■ **Problem**: Retype each record below word for word. Leave the pictures out.

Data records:
· · ·

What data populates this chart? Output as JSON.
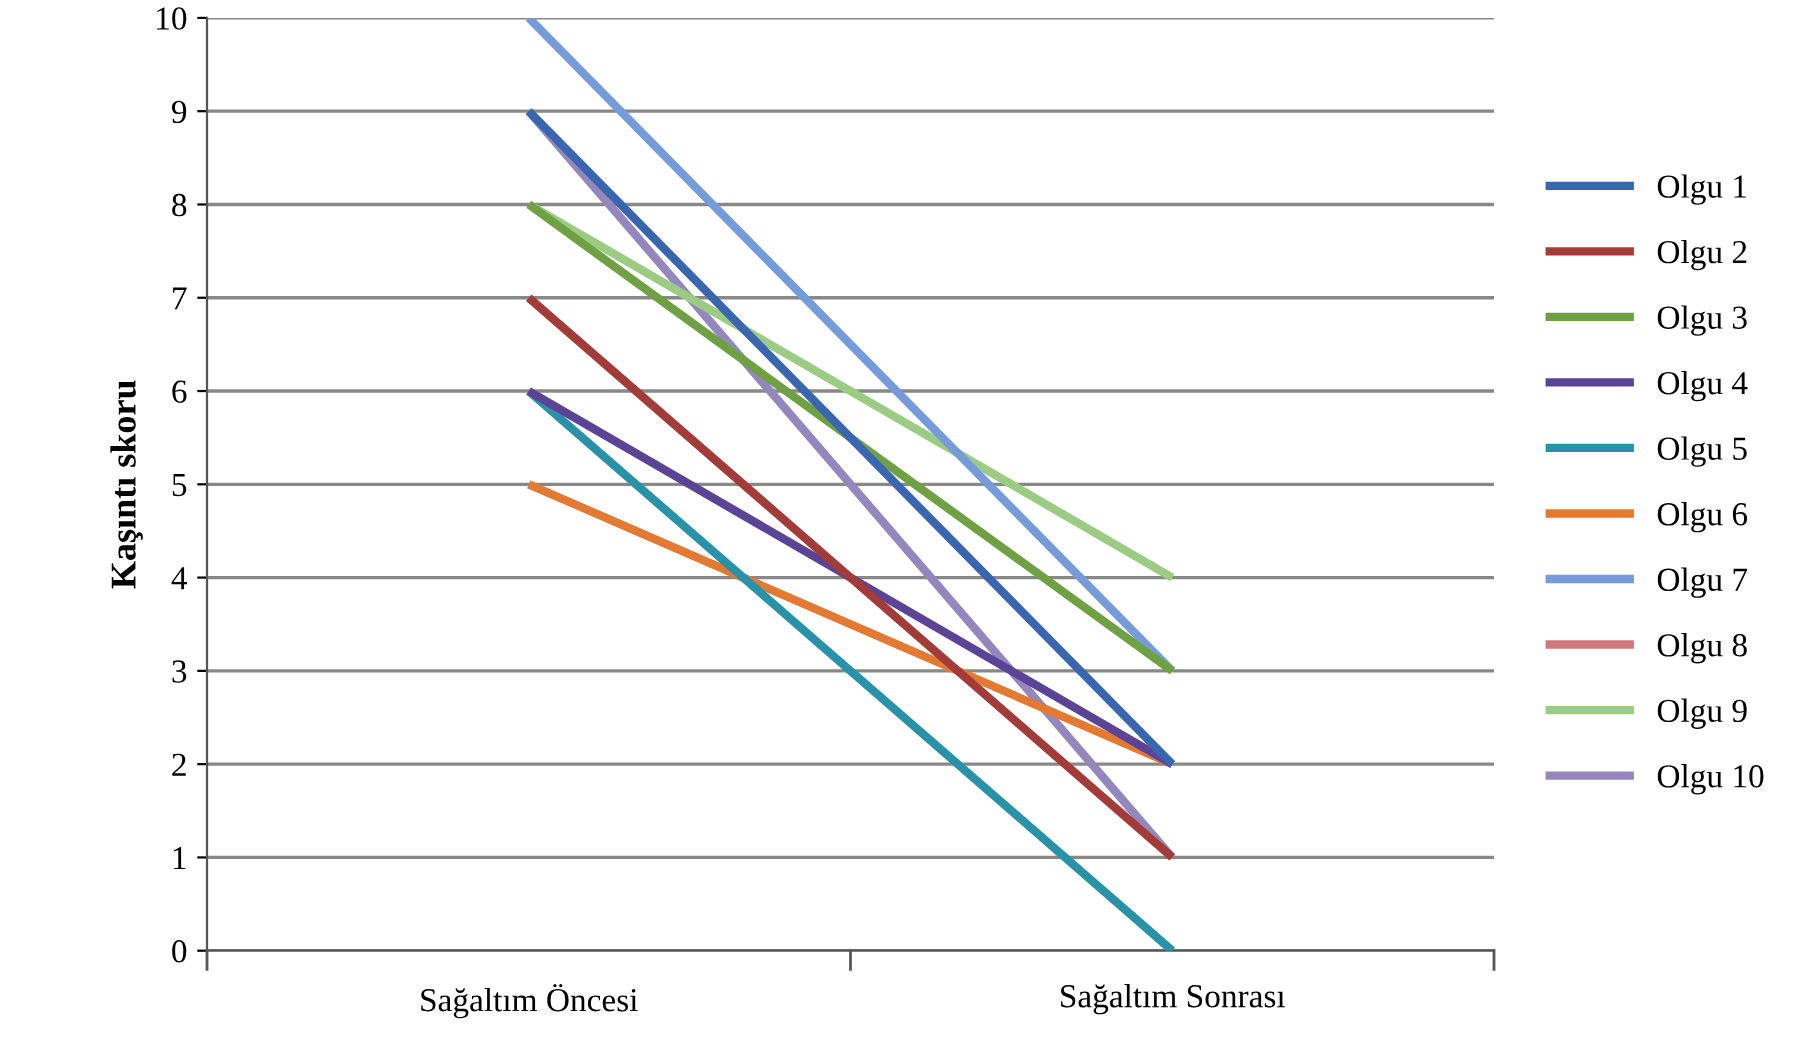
{
  "chart_data": {
    "type": "line",
    "ylabel": "Kaşıntı skoru",
    "categories": [
      "Sağaltım Öncesi",
      "Sağaltım Sonrası"
    ],
    "ylim": [
      0,
      10
    ],
    "yticks": [
      0,
      1,
      2,
      3,
      4,
      5,
      6,
      7,
      8,
      9,
      10
    ],
    "grid": "y",
    "legend": "right",
    "marker": "none",
    "line_style": "solid",
    "series": [
      {
        "name": "Olgu 1",
        "color": "#3a66b0",
        "values": [
          9,
          2
        ]
      },
      {
        "name": "Olgu 2",
        "color": "#a33b38",
        "values": [
          7,
          1
        ]
      },
      {
        "name": "Olgu 3",
        "color": "#70a044",
        "values": [
          8,
          3
        ]
      },
      {
        "name": "Olgu 4",
        "color": "#5b4496",
        "values": [
          6,
          2
        ]
      },
      {
        "name": "Olgu 5",
        "color": "#2a92a8",
        "values": [
          6,
          0
        ]
      },
      {
        "name": "Olgu 6",
        "color": "#e27a34",
        "values": [
          5,
          2
        ]
      },
      {
        "name": "Olgu 7",
        "color": "#759cd8",
        "values": [
          10,
          3
        ]
      },
      {
        "name": "Olgu 8",
        "color": "#d0797c",
        "values": [
          null,
          null
        ]
      },
      {
        "name": "Olgu 9",
        "color": "#9ccc84",
        "values": [
          8,
          4
        ]
      },
      {
        "name": "Olgu 10",
        "color": "#9487bd",
        "values": [
          9,
          1
        ]
      }
    ]
  }
}
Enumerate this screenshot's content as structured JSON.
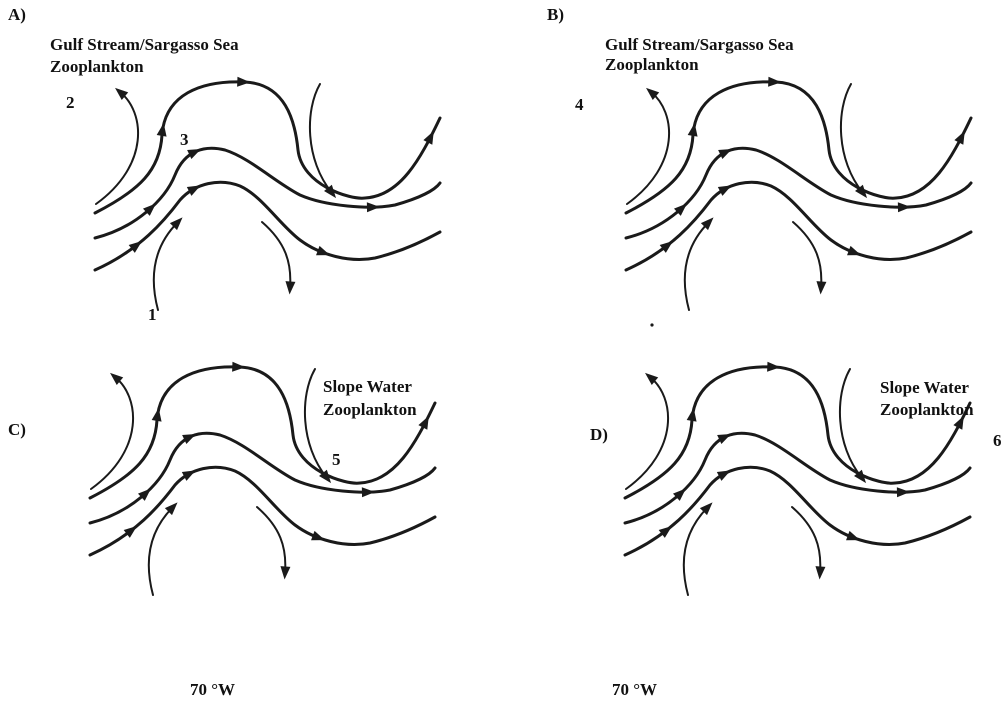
{
  "figure": {
    "panels": [
      {
        "letter": "A)",
        "water_label": [
          "Gulf Stream/Sargasso Sea",
          "Zooplankton"
        ],
        "numbers": [
          "1",
          "2",
          "3"
        ],
        "coord": ""
      },
      {
        "letter": "B)",
        "water_label": [
          "Gulf Stream/Sargasso Sea",
          "Zooplankton"
        ],
        "numbers": [
          "4"
        ],
        "coord": ""
      },
      {
        "letter": "C)",
        "water_label": [
          "Slope Water",
          "Zooplankton"
        ],
        "numbers": [
          "5"
        ],
        "coord": "70 °W"
      },
      {
        "letter": "D)",
        "water_label": [
          "Slope Water",
          "Zooplankton"
        ],
        "numbers": [
          "6"
        ],
        "coord": "70 °W"
      }
    ],
    "colors": {
      "ink": "#1a1a1a",
      "background": "#ffffff"
    }
  }
}
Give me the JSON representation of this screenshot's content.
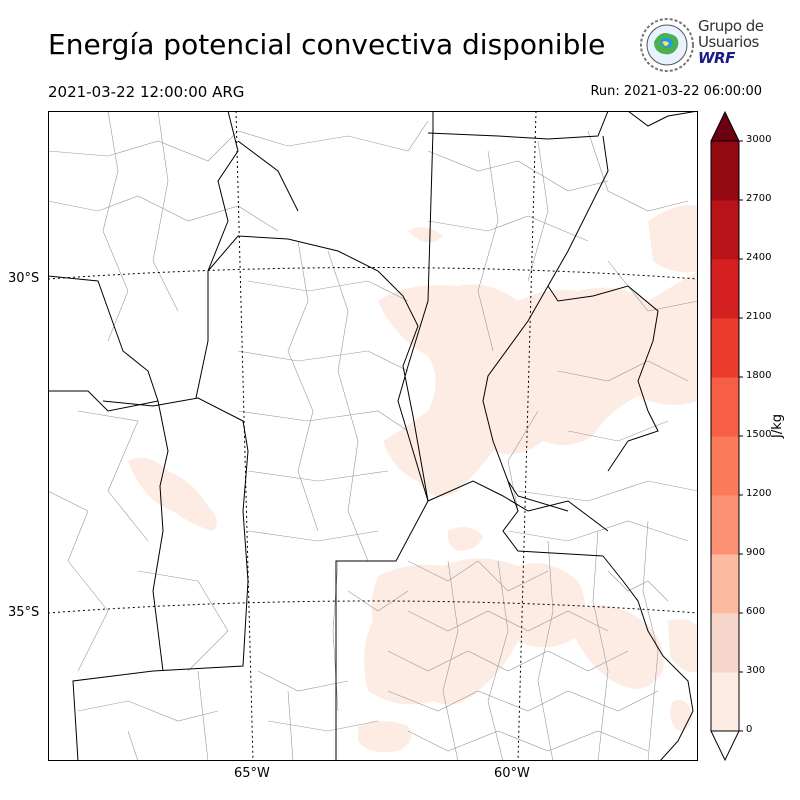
{
  "title": "Energía potencial convectiva disponible",
  "valid_time": "2021-03-22 12:00:00 ARG",
  "run_time": "Run: 2021-03-22 06:00:00",
  "logo": {
    "line1": "Grupo de",
    "line2": "Usuarios",
    "line3": "WRF"
  },
  "axes": {
    "lat_labels": [
      "30°S",
      "35°S"
    ],
    "lon_labels": [
      "65°W",
      "60°W"
    ]
  },
  "colorbar": {
    "unit": "J/kg",
    "ticks": [
      "3000",
      "2700",
      "2400",
      "2100",
      "1800",
      "1500",
      "1200",
      "900",
      "600",
      "300",
      "0"
    ],
    "colors": [
      "#fdece4",
      "#f6d6cb",
      "#fcbba1",
      "#fc9272",
      "#fb7b59",
      "#f65f44",
      "#ea3b2d",
      "#d42020",
      "#b71318",
      "#930912",
      "#6b0010"
    ]
  }
}
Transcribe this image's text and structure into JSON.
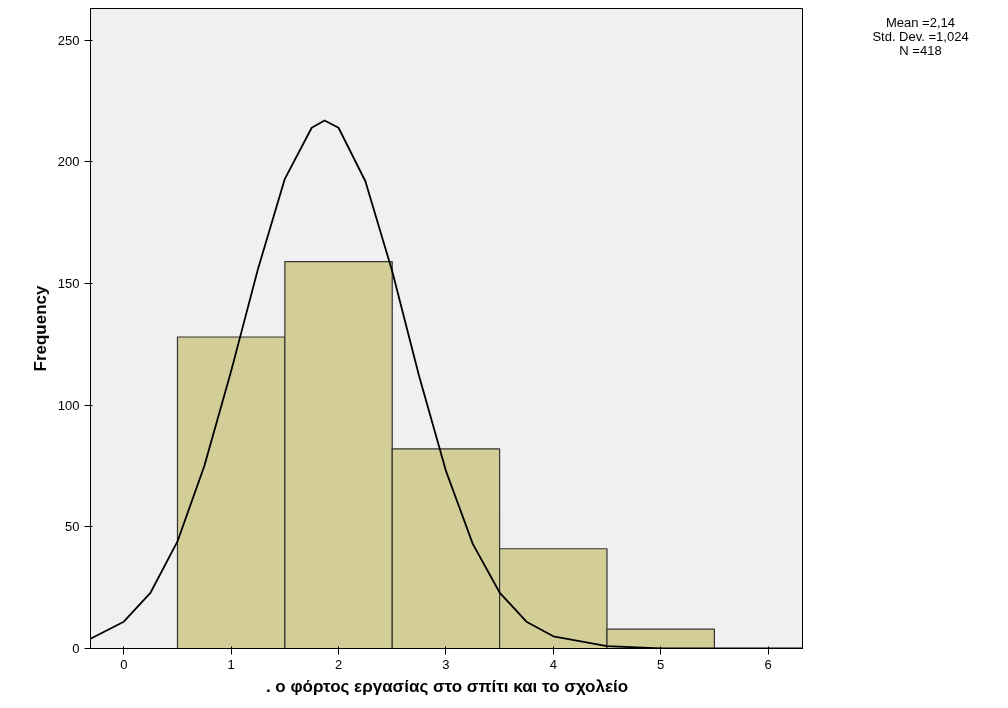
{
  "chart_data": {
    "type": "histogram",
    "xlabel": ". ο φόρτος εργασίας στο σπίτι και το σχολείο",
    "ylabel": "Frequency",
    "bins": [
      0.5,
      1.5,
      2.5,
      3.5,
      4.5,
      5.5
    ],
    "values": [
      128,
      159,
      82,
      41,
      8
    ],
    "color": "#d3ce97",
    "series": [
      {
        "type": "line",
        "color": "#000000",
        "x": [
          -0.31,
          0,
          0.25,
          0.5,
          0.75,
          1.0,
          1.25,
          1.5,
          1.75,
          1.87,
          2.0,
          2.25,
          2.5,
          2.75,
          3.0,
          3.25,
          3.5,
          3.75,
          4.0,
          4.5,
          5.0,
          6.33
        ],
        "values": [
          4,
          11,
          23,
          44,
          75,
          114,
          156,
          193,
          214,
          217,
          214,
          192,
          155,
          112,
          73,
          43,
          23,
          11,
          5,
          1,
          0,
          0
        ]
      }
    ],
    "xlim": [
      -0.31,
      6.33
    ],
    "ylim": [
      0,
      263
    ],
    "xticks": [
      0,
      1,
      2,
      3,
      4,
      5,
      6
    ],
    "yticks": [
      0,
      50,
      100,
      150,
      200,
      250
    ],
    "grid": false,
    "annotations": [
      "Mean =2,14",
      "Std. Dev. =1,024",
      "N =418"
    ]
  }
}
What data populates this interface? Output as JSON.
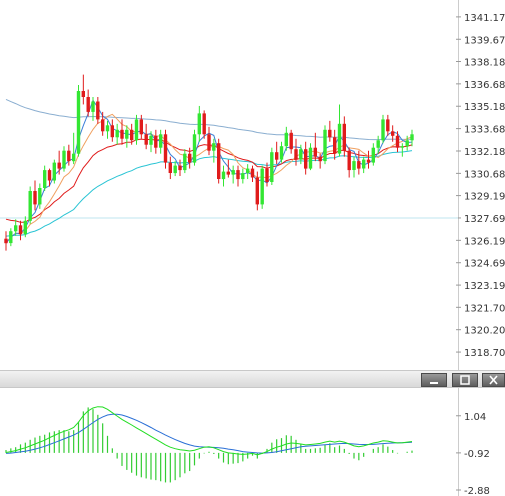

· · ·

■ **Solution to this problem**:
What data populates this chart? Output as JSON.
{
  "chart_data": {
    "type": "line",
    "ylabel": "Kaşıntı skoru",
    "categories": [
      "Sağaltım Öncesi",
      "Sağaltım Sonrası"
    ],
    "ylim": [
      0,
      10
    ],
    "yticks": [
      0,
      1,
      2,
      3,
      4,
      5,
      6,
      7,
      8,
      9,
      10
    ],
    "grid": "y",
    "legend": "right",
    "marker": "none",
    "line_style": "solid",
    "series": [
      {
        "name": "Olgu 1",
        "color": "#3a66b0",
        "values": [
          9,
          2
        ]
      },
      {
        "name": "Olgu 2",
        "color": "#a33b38",
        "values": [
          7,
          1
        ]
      },
      {
        "name": "Olgu 3",
        "color": "#70a044",
        "values": [
          8,
          3
        ]
      },
      {
        "name": "Olgu 4",
        "color": "#5b4496",
        "values": [
          6,
          2
        ]
      },
      {
        "name": "Olgu 5",
        "color": "#2a92a8",
        "values": [
          6,
          0
        ]
      },
      {
        "name": "Olgu 6",
        "color": "#e27a34",
        "values": [
          5,
          2
        ]
      },
      {
        "name": "Olgu 7",
        "color": "#759cd8",
        "values": [
          10,
          3
        ]
      },
      {
        "name": "Olgu 8",
        "color": "#d0797c",
        "values": [
          null,
          null
        ]
      },
      {
        "name": "Olgu 9",
        "color": "#9ccc84",
        "values": [
          8,
          4
        ]
      },
      {
        "name": "Olgu 10",
        "color": "#9487bd",
        "values": [
          9,
          1
        ]
      }
    ]
  }
}
Enumerate this screenshot's content as structured JSON.
{
  "figure": {
    "panels": [
      {
        "letter": "A)",
        "water_label": [
          "Gulf Stream/Sargasso Sea",
          "Zooplankton"
        ],
        "numbers": [
          "1",
          "2",
          "3"
        ],
        "coord": ""
      },
      {
        "letter": "B)",
        "water_label": [
          "Gulf Stream/Sargasso Sea",
          "Zooplankton"
        ],
        "numbers": [
          "4"
        ],
        "coord": ""
      },
      {
        "letter": "C)",
        "water_label": [
          "Slope Water",
          "Zooplankton"
        ],
        "numbers": [
          "5"
        ],
        "coord": "70 °W"
      },
      {
        "letter": "D)",
        "water_label": [
          "Slope Water",
          "Zooplankton"
        ],
        "numbers": [
          "6"
        ],
        "coord": "70 °W"
      }
    ],
    "colors": {
      "ink": "#1a1a1a",
      "background": "#ffffff"
    }
  }
}
Give me the JSON representation of this screenshot's content.
{
  "title": "Energía potencial convectiva disponible",
  "valid_time": "2021-03-22 12:00:00 ARG",
  "run_time": "Run: 2021-03-22 06:00:00",
  "logo": {
    "line1": "Grupo de",
    "line2": "Usuarios",
    "line3": "WRF"
  },
  "axes": {
    "lat_labels": [
      "30°S",
      "35°S"
    ],
    "lon_labels": [
      "65°W",
      "60°W"
    ]
  },
  "colorbar": {
    "unit": "J/kg",
    "ticks": [
      "3000",
      "2700",
      "2400",
      "2100",
      "1800",
      "1500",
      "1200",
      "900",
      "600",
      "300",
      "0"
    ],
    "colors": [
      "#fdece4",
      "#f6d6cb",
      "#fcbba1",
      "#fc9272",
      "#fb7b59",
      "#f65f44",
      "#ea3b2d",
      "#d42020",
      "#b71318",
      "#930912",
      "#6b0010"
    ]
  }
}
Transcribe this image's text and structure into JSON.
{
  "chart_data": {
    "type": "histogram",
    "xlabel": ". ο φόρτος εργασίας στο σπίτι και το σχολείο",
    "ylabel": "Frequency",
    "bins": [
      0.5,
      1.5,
      2.5,
      3.5,
      4.5,
      5.5
    ],
    "values": [
      128,
      159,
      82,
      41,
      8
    ],
    "color": "#d3ce97",
    "series": [
      {
        "type": "line",
        "color": "#000000",
        "x": [
          -0.31,
          0,
          0.25,
          0.5,
          0.75,
          1.0,
          1.25,
          1.5,
          1.75,
          1.87,
          2.0,
          2.25,
          2.5,
          2.75,
          3.0,
          3.25,
          3.5,
          3.75,
          4.0,
          4.5,
          5.0,
          6.33
        ],
        "values": [
          4,
          11,
          23,
          44,
          75,
          114,
          156,
          193,
          214,
          217,
          214,
          192,
          155,
          112,
          73,
          43,
          23,
          11,
          5,
          1,
          0,
          0
        ]
      }
    ],
    "xlim": [
      -0.31,
      6.33
    ],
    "ylim": [
      0,
      263
    ],
    "xticks": [
      0,
      1,
      2,
      3,
      4,
      5,
      6
    ],
    "yticks": [
      0,
      50,
      100,
      150,
      200,
      250
    ],
    "grid": false,
    "annotations": [
      "Mean =2,14",
      "Std. Dev. =1,024",
      "N =418"
    ]
  }
}
What data populates this interface? Output as JSON.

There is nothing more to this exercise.